## Exercise:
Repeat all the records exactly, omitting pictures.

## Records shown:
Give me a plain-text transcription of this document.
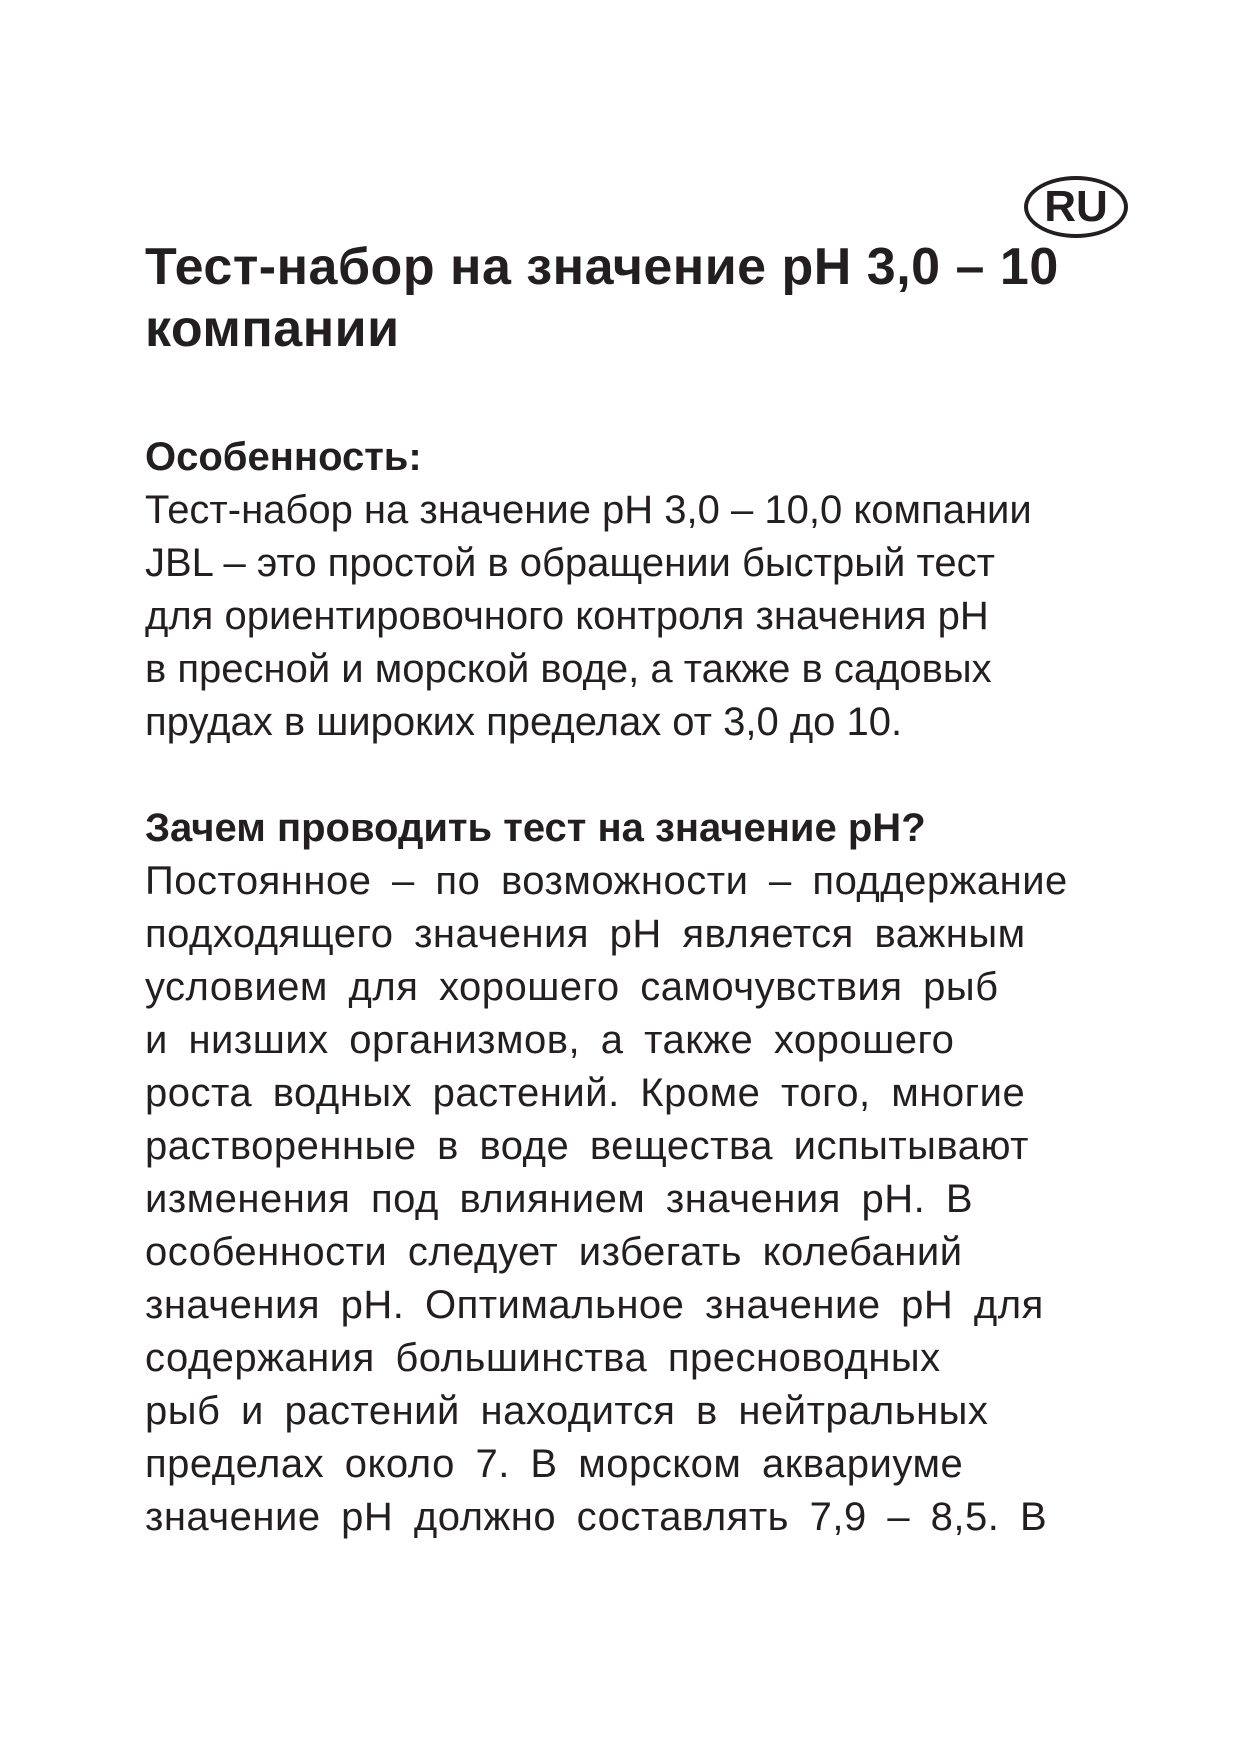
RU
Тест-набор на значение pH 3,0 – 10
компании
Особенность:

Тест-набор на значение pH 3,0 – 10,0 компании
JBL – это простой в обращении быстрый тест
для ориентировочного контроля значения pH
в пресной и морской воде, а также в садовых
прудах в широких пределах от 3,0 до 10.

Зачем проводить тест на значение pH?

Постоянное – по возможности – поддержание
подходящего значения pH является важным
условием для хорошего самочувствия рыб
и низших организмов, а также хорошего
роста водных растений. Кроме того, многие
растворенные в воде вещества испытывают
изменения под влиянием значения pH. В
особенности следует избегать колебаний
значения pH. Оптимальное значение pH для
содержания большинства пресноводных
рыб и растений находится в нейтральных
пределах около 7. В морском аквариуме
значение pH должно составлять 7,9 – 8,5. В
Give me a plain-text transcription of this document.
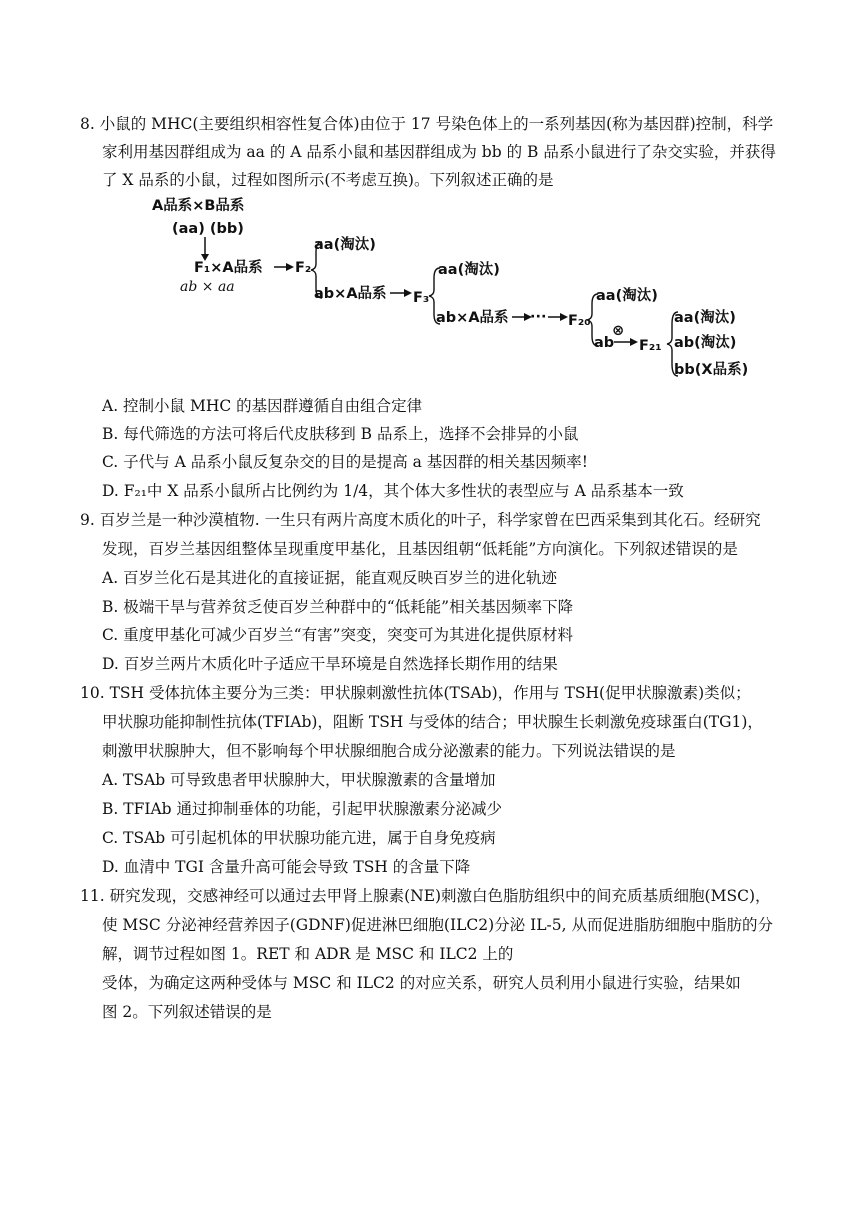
8. 小鼠的 MHC(主要组织相容性复合体)由位于 17 号染色体上的一系列基因(称为基因群)控制，科学
家利用基因群组成为 aa 的 A 品系小鼠和基因群组成为 bb 的 B 品系小鼠进行了杂交实验，并获得
了 X 品系的小鼠，过程如图所示(不考虑互换)。下列叙述正确的是
A品系×B品系
(aa) (bb)
F₁×A品系
ab × aa
F₂
aa(淘汰)
ab×A品系 F₃
aa(淘汰)
ab×A品系 ··· F₂₀
aa(淘汰)
ab
⊗
F₂₁
aa(淘汰)
ab(淘汰)
bb(X品系)
A. 控制小鼠 MHC 的基因群遵循自由组合定律
B. 每代筛选的方法可将后代皮肤移到 B 品系上，选择不会排异的小鼠
C. 子代与 A 品系小鼠反复杂交的目的是提高 a 基因群的相关基因频率!
D. F₂₁中 X 品系小鼠所占比例约为 1/4，其个体大多性状的表型应与 A 品系基本一致
9. 百岁兰是一种沙漠植物. 一生只有两片高度木质化的叶子，科学家曾在巴西采集到其化石。经研究
发现，百岁兰基因组整体呈现重度甲基化，且基因组朝“低耗能”方向演化。下列叙述错误的是
A. 百岁兰化石是其进化的直接证据，能直观反映百岁兰的进化轨迹
B. 极端干旱与营养贫乏使百岁兰种群中的“低耗能”相关基因频率下降
C. 重度甲基化可减少百岁兰“有害”突变，突变可为其进化提供原材料
D. 百岁兰两片木质化叶子适应干旱环境是自然选择长期作用的结果
10. TSH 受体抗体主要分为三类：甲状腺刺激性抗体(TSAb)，作用与 TSH(促甲状腺激素)类似；
甲状腺功能抑制性抗体(TFIAb)，阻断 TSH 与受体的结合；甲状腺生长刺激免疫球蛋白(TG1)，
刺激甲状腺肿大，但不影响每个甲状腺细胞合成分泌激素的能力。下列说法错误的是
A. TSAb 可导致患者甲状腺肿大，甲状腺激素的含量增加
B. TFIAb 通过抑制垂体的功能，引起甲状腺激素分泌减少
C. TSAb 可引起机体的甲状腺功能亢进，属于自身免疫病
D. 血清中 TGI 含量升高可能会导致 TSH 的含量下降
11. 研究发现，交感神经可以通过去甲肾上腺素(NE)刺激白色脂肪组织中的间充质基质细胞(MSC)，
使 MSC 分泌神经营养因子(GDNF)促进淋巴细胞(ILC2)分泌 IL-5, 从而促进脂肪细胞中脂肪的分
解，调节过程如图 1。RET 和 ADR 是 MSC 和 ILC2 上的
受体，为确定这两种受体与 MSC 和 ILC2 的对应关系，研究人员利用小鼠进行实验，结果如
图 2。下列叙述错误的是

## The answer:
Give me a plain-text transcription of this document.
RU
Тест-набор на значение pH 3,0 – 10
компании
Особенность:

Тест-набор на значение pH 3,0 – 10,0 компании
JBL – это простой в обращении быстрый тест
для ориентировочного контроля значения pH
в пресной и морской воде, а также в садовых
прудах в широких пределах от 3,0 до 10.

Зачем проводить тест на значение pH?

Постоянное – по возможности – поддержание
подходящего значения pH является важным
условием для хорошего самочувствия рыб
и низших организмов, а также хорошего
роста водных растений. Кроме того, многие
растворенные в воде вещества испытывают
изменения под влиянием значения pH. В
особенности следует избегать колебаний
значения pH. Оптимальное значение pH для
содержания большинства пресноводных
рыб и растений находится в нейтральных
пределах около 7. В морском аквариуме
значение pH должно составлять 7,9 – 8,5. В
Give me a plain-text transcription of this document.
8. 小鼠的 MHC(主要组织相容性复合体)由位于 17 号染色体上的一系列基因(称为基因群)控制，科学
家利用基因群组成为 aa 的 A 品系小鼠和基因群组成为 bb 的 B 品系小鼠进行了杂交实验，并获得
了 X 品系的小鼠，过程如图所示(不考虑互换)。下列叙述正确的是
A品系×B品系
(aa) (bb)
F₁×A品系
ab × aa
F₂
aa(淘汰)
ab×A品系 F₃
aa(淘汰)
ab×A品系 ··· F₂₀
aa(淘汰)
ab
⊗
F₂₁
aa(淘汰)
ab(淘汰)
bb(X品系)
A. 控制小鼠 MHC 的基因群遵循自由组合定律
B. 每代筛选的方法可将后代皮肤移到 B 品系上，选择不会排异的小鼠
C. 子代与 A 品系小鼠反复杂交的目的是提高 a 基因群的相关基因频率!
D. F₂₁中 X 品系小鼠所占比例约为 1/4，其个体大多性状的表型应与 A 品系基本一致
9. 百岁兰是一种沙漠植物. 一生只有两片高度木质化的叶子，科学家曾在巴西采集到其化石。经研究
发现，百岁兰基因组整体呈现重度甲基化，且基因组朝“低耗能”方向演化。下列叙述错误的是
A. 百岁兰化石是其进化的直接证据，能直观反映百岁兰的进化轨迹
B. 极端干旱与营养贫乏使百岁兰种群中的“低耗能”相关基因频率下降
C. 重度甲基化可减少百岁兰“有害”突变，突变可为其进化提供原材料
D. 百岁兰两片木质化叶子适应干旱环境是自然选择长期作用的结果
10. TSH 受体抗体主要分为三类：甲状腺刺激性抗体(TSAb)，作用与 TSH(促甲状腺激素)类似；
甲状腺功能抑制性抗体(TFIAb)，阻断 TSH 与受体的结合；甲状腺生长刺激免疫球蛋白(TG1)，
刺激甲状腺肿大，但不影响每个甲状腺细胞合成分泌激素的能力。下列说法错误的是
A. TSAb 可导致患者甲状腺肿大，甲状腺激素的含量增加
B. TFIAb 通过抑制垂体的功能，引起甲状腺激素分泌减少
C. TSAb 可引起机体的甲状腺功能亢进，属于自身免疫病
D. 血清中 TGI 含量升高可能会导致 TSH 的含量下降
11. 研究发现，交感神经可以通过去甲肾上腺素(NE)刺激白色脂肪组织中的间充质基质细胞(MSC)，
使 MSC 分泌神经营养因子(GDNF)促进淋巴细胞(ILC2)分泌 IL-5, 从而促进脂肪细胞中脂肪的分
解，调节过程如图 1。RET 和 ADR 是 MSC 和 ILC2 上的
受体，为确定这两种受体与 MSC 和 ILC2 的对应关系，研究人员利用小鼠进行实验，结果如
图 2。下列叙述错误的是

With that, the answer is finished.